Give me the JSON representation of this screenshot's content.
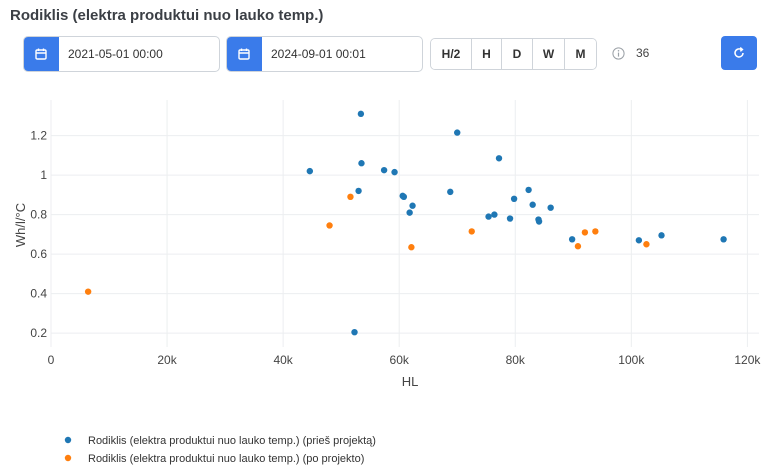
{
  "header": {
    "title": "Rodiklis (elektra produktui nuo lauko temp.)"
  },
  "toolbar": {
    "date_from": "2021-05-01 00:00",
    "date_to": "2024-09-01 00:01",
    "periods": [
      "H/2",
      "H",
      "D",
      "W",
      "M"
    ],
    "count": "36"
  },
  "colors": {
    "accent": "#3a7bea",
    "series_before": "#1f77b4",
    "series_after": "#ff7f0e"
  },
  "chart_data": {
    "type": "scatter",
    "title": "",
    "xlabel": "HL",
    "ylabel": "Wh/l/°C",
    "xlim": [
      0,
      122000
    ],
    "ylim": [
      0.13,
      1.38
    ],
    "x_ticks": [
      0,
      20000,
      40000,
      60000,
      80000,
      100000,
      120000
    ],
    "x_tick_labels": [
      "0",
      "20k",
      "40k",
      "60k",
      "80k",
      "100k",
      "120k"
    ],
    "y_ticks": [
      0.2,
      0.4,
      0.6,
      0.8,
      1,
      1.2
    ],
    "y_tick_labels": [
      "0.2",
      "0.4",
      "0.6",
      "0.8",
      "1",
      "1.2"
    ],
    "grid": true,
    "legend_position": "bottom-left",
    "series": [
      {
        "name": "Rodiklis (elektra produktui nuo lauko temp.) (prieš projektą)",
        "points": [
          [
            44600,
            1.02
          ],
          [
            52300,
            0.205
          ],
          [
            53000,
            0.92
          ],
          [
            53400,
            1.31
          ],
          [
            53500,
            1.06
          ],
          [
            57400,
            1.025
          ],
          [
            59200,
            1.015
          ],
          [
            60600,
            0.895
          ],
          [
            60800,
            0.89
          ],
          [
            61800,
            0.81
          ],
          [
            62300,
            0.845
          ],
          [
            68800,
            0.915
          ],
          [
            70000,
            1.215
          ],
          [
            75400,
            0.79
          ],
          [
            76400,
            0.8
          ],
          [
            77200,
            1.085
          ],
          [
            79100,
            0.78
          ],
          [
            79800,
            0.88
          ],
          [
            82300,
            0.925
          ],
          [
            83000,
            0.85
          ],
          [
            84000,
            0.775
          ],
          [
            84100,
            0.765
          ],
          [
            86100,
            0.835
          ],
          [
            89800,
            0.675
          ],
          [
            101300,
            0.67
          ],
          [
            105200,
            0.695
          ],
          [
            115900,
            0.675
          ]
        ]
      },
      {
        "name": "Rodiklis (elektra produktui nuo lauko temp.) (po projekto)",
        "points": [
          [
            6400,
            0.41
          ],
          [
            48000,
            0.745
          ],
          [
            51600,
            0.89
          ],
          [
            62100,
            0.635
          ],
          [
            72500,
            0.715
          ],
          [
            90800,
            0.64
          ],
          [
            92000,
            0.71
          ],
          [
            93800,
            0.715
          ],
          [
            102600,
            0.65
          ]
        ]
      }
    ]
  }
}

■ **EXERCISE INSTRUCTIONS**
Transcribe every entry word for word, but skip the pictures.

■ **RESPONSE TO THIS EXERCISE**
Give me the JSON representation of this screenshot's content.
{
  "header": {
    "title": "Rodiklis (elektra produktui nuo lauko temp.)"
  },
  "toolbar": {
    "date_from": "2021-05-01 00:00",
    "date_to": "2024-09-01 00:01",
    "periods": [
      "H/2",
      "H",
      "D",
      "W",
      "M"
    ],
    "count": "36"
  },
  "colors": {
    "accent": "#3a7bea",
    "series_before": "#1f77b4",
    "series_after": "#ff7f0e"
  },
  "chart_data": {
    "type": "scatter",
    "title": "",
    "xlabel": "HL",
    "ylabel": "Wh/l/°C",
    "xlim": [
      0,
      122000
    ],
    "ylim": [
      0.13,
      1.38
    ],
    "x_ticks": [
      0,
      20000,
      40000,
      60000,
      80000,
      100000,
      120000
    ],
    "x_tick_labels": [
      "0",
      "20k",
      "40k",
      "60k",
      "80k",
      "100k",
      "120k"
    ],
    "y_ticks": [
      0.2,
      0.4,
      0.6,
      0.8,
      1,
      1.2
    ],
    "y_tick_labels": [
      "0.2",
      "0.4",
      "0.6",
      "0.8",
      "1",
      "1.2"
    ],
    "grid": true,
    "legend_position": "bottom-left",
    "series": [
      {
        "name": "Rodiklis (elektra produktui nuo lauko temp.) (prieš projektą)",
        "points": [
          [
            44600,
            1.02
          ],
          [
            52300,
            0.205
          ],
          [
            53000,
            0.92
          ],
          [
            53400,
            1.31
          ],
          [
            53500,
            1.06
          ],
          [
            57400,
            1.025
          ],
          [
            59200,
            1.015
          ],
          [
            60600,
            0.895
          ],
          [
            60800,
            0.89
          ],
          [
            61800,
            0.81
          ],
          [
            62300,
            0.845
          ],
          [
            68800,
            0.915
          ],
          [
            70000,
            1.215
          ],
          [
            75400,
            0.79
          ],
          [
            76400,
            0.8
          ],
          [
            77200,
            1.085
          ],
          [
            79100,
            0.78
          ],
          [
            79800,
            0.88
          ],
          [
            82300,
            0.925
          ],
          [
            83000,
            0.85
          ],
          [
            84000,
            0.775
          ],
          [
            84100,
            0.765
          ],
          [
            86100,
            0.835
          ],
          [
            89800,
            0.675
          ],
          [
            101300,
            0.67
          ],
          [
            105200,
            0.695
          ],
          [
            115900,
            0.675
          ]
        ]
      },
      {
        "name": "Rodiklis (elektra produktui nuo lauko temp.) (po projekto)",
        "points": [
          [
            6400,
            0.41
          ],
          [
            48000,
            0.745
          ],
          [
            51600,
            0.89
          ],
          [
            62100,
            0.635
          ],
          [
            72500,
            0.715
          ],
          [
            90800,
            0.64
          ],
          [
            92000,
            0.71
          ],
          [
            93800,
            0.715
          ],
          [
            102600,
            0.65
          ]
        ]
      }
    ]
  }
}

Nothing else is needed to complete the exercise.